— Start of Document text —

Sometimes it really strikes me how far the G+ lingerie industry has come in the past few years. When I first got fitted into a 30GG from a 34DD in 2007, Cleo by Panache and Curvy Kate were not on the map yet. Bravissimo hadn’t started making their own brand bras, and even if they had I didn’t know they existed. The only options available to me then were Freya, Fantasie and Panache. So sometimes when I consider how far we’ve come, I’m just staggered by the massive number of options that are available to me now in a 30H. There are even department store brands (Debenhams) and brands I haven’t even heard of (Gorteks, anyone?) or know next to nothing about (Kris Line) that make bras in my size and are sold on accessible websites at low prices.

But at the same time, there’s something missing for me: the science. Even as the options increase, and as new companies add their offerings, I find the D+ and G+ lingerie scene isn’t really changing that much. It seems like everyone wants to make cute, frilly bras in fashion colors, but I don’t see much innovation in the actual structure of these bras. I have been really glad to see lots of companies starting to regularly add side support panels to their full cup bras, because those panels are necessary for a full-cup bra to give a fully uplifted shape. For instance, Panache’s Emily, Andorra, and Jasmine have side support panels; most of Fantasie’s full coverage bras now have them; Elomi uses them in most bras; and Bravissimo’s new full-cup Melrose and Linear Rose bras have side-support panels too. So I can finally update my bra seam structure graphic to reflect this:

But on the other hand, I also haven’t seen any brand make true advances in the quality or design of their bands or underwire. Instead, everyone is just bringing out fashion color after fashion color, floral print after floral print, without making any real changes. It’s great to have those options, but I’m really hoping for more this year. So I present Bras I Hate’s rather unconventional holiday wish-list—it’s not things I only want for myself, as I have so many bras already, but things I’d like to challenge the lingerie industry to create!

1.      A babydoll that isn’t sheer in the body and is long enough to cover the butt.

 Even if I didn’t mind a sheer babydoll, there’s nothing right now that comes in my size! My closest bets would be the Parfait by Affinitas Honey, which goes up to a G cup but runs small, or something from Figleaves, again in a G. Cleo is going to be coming out with a babydoll version of the Marcie in black, and I expect that to come in my size—but even when that comes out, it will still be sheer and short and that’s not what I want from my nightwear. What I’m really looking for is a nightgown that is attached to a well-fitting bra with proper underwires. Here is my mock-up of what that might look like:

Curvy Kate Tease Me babydoll, featuring the lovely Lizzie
Babydoll with Curvy Kate Elegance, featuring the beautiful Emma
       In the spirit of experimentation, in the new year I’m going to try my hand at making one of these. It shouldn’t really be too hard; all it would require is some fabric sewn to the bottom of a bra band and finished off nicely. I’m planning to use one of the Curvy Kate Showgirl half-cups, which is what I sleep in, or maybe the Curvy Kate Elegance that fascinated me so much last year for a sexier effect. Expect updates as I figure this out!

— End of Document text —
— Start of Data provided —

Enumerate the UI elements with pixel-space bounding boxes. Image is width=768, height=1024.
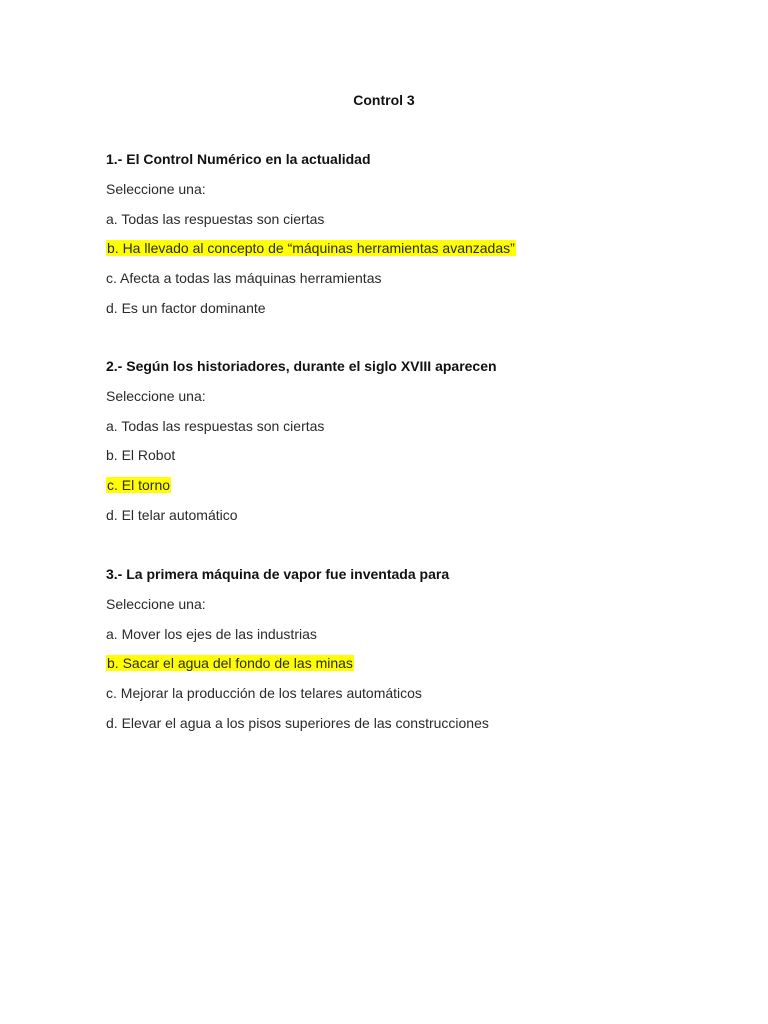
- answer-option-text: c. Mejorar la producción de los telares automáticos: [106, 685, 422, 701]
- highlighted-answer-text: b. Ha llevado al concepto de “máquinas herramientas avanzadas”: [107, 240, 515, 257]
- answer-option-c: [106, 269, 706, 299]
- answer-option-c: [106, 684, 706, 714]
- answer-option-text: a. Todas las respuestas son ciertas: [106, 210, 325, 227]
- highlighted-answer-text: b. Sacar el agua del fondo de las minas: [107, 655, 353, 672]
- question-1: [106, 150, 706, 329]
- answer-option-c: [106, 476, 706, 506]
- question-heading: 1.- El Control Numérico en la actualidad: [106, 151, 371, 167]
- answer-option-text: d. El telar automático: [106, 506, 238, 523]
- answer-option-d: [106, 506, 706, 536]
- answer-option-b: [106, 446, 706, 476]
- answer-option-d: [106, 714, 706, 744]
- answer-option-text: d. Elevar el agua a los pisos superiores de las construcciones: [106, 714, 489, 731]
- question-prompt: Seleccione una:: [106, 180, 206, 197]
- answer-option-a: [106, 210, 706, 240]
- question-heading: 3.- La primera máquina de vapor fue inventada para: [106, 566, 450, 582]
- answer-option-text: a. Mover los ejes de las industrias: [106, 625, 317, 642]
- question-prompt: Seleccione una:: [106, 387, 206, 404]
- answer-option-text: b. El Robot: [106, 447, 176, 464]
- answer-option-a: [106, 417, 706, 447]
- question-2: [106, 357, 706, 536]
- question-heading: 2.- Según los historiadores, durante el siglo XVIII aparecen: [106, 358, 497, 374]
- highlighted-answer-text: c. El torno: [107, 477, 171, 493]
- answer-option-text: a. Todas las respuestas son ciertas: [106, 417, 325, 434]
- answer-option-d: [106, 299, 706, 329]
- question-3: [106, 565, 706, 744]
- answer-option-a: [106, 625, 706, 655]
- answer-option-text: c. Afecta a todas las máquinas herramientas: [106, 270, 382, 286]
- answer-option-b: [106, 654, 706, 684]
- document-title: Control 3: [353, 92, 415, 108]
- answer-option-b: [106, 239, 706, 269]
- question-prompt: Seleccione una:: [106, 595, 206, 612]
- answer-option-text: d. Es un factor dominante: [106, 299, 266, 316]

— End of Data provided —

§ **Requirement A**
According to the lingerie post, which three brands were the writer's only options in 2007?
§ **Requirement B**
Swap "answer-option-c" for "answer-choice-c" in the entries, starting at the line containing "- answer-option-text: c. Mejorar" and ending at the line containing "- highlighted-answer-text: b. Sacar". Return only those lines.

§ **Response A**
Freya, Fantasie and Panache.

§ **Response B**
- answer-option-text: c. Mejorar la producción de los telares automáticos: [106, 685, 422, 701]
- highlighted-answer-text: b. Ha llevado al concepto de “máquinas herramientas avanzadas”: [107, 240, 515, 257]
- answer-choice-c: [106, 269, 706, 299]
- answer-choice-c: [106, 684, 706, 714]
- answer-option-text: a. Todas las respuestas son ciertas: [106, 210, 325, 227]
- highlighted-answer-text: b. Sacar el agua del fondo de las minas: [107, 655, 353, 672]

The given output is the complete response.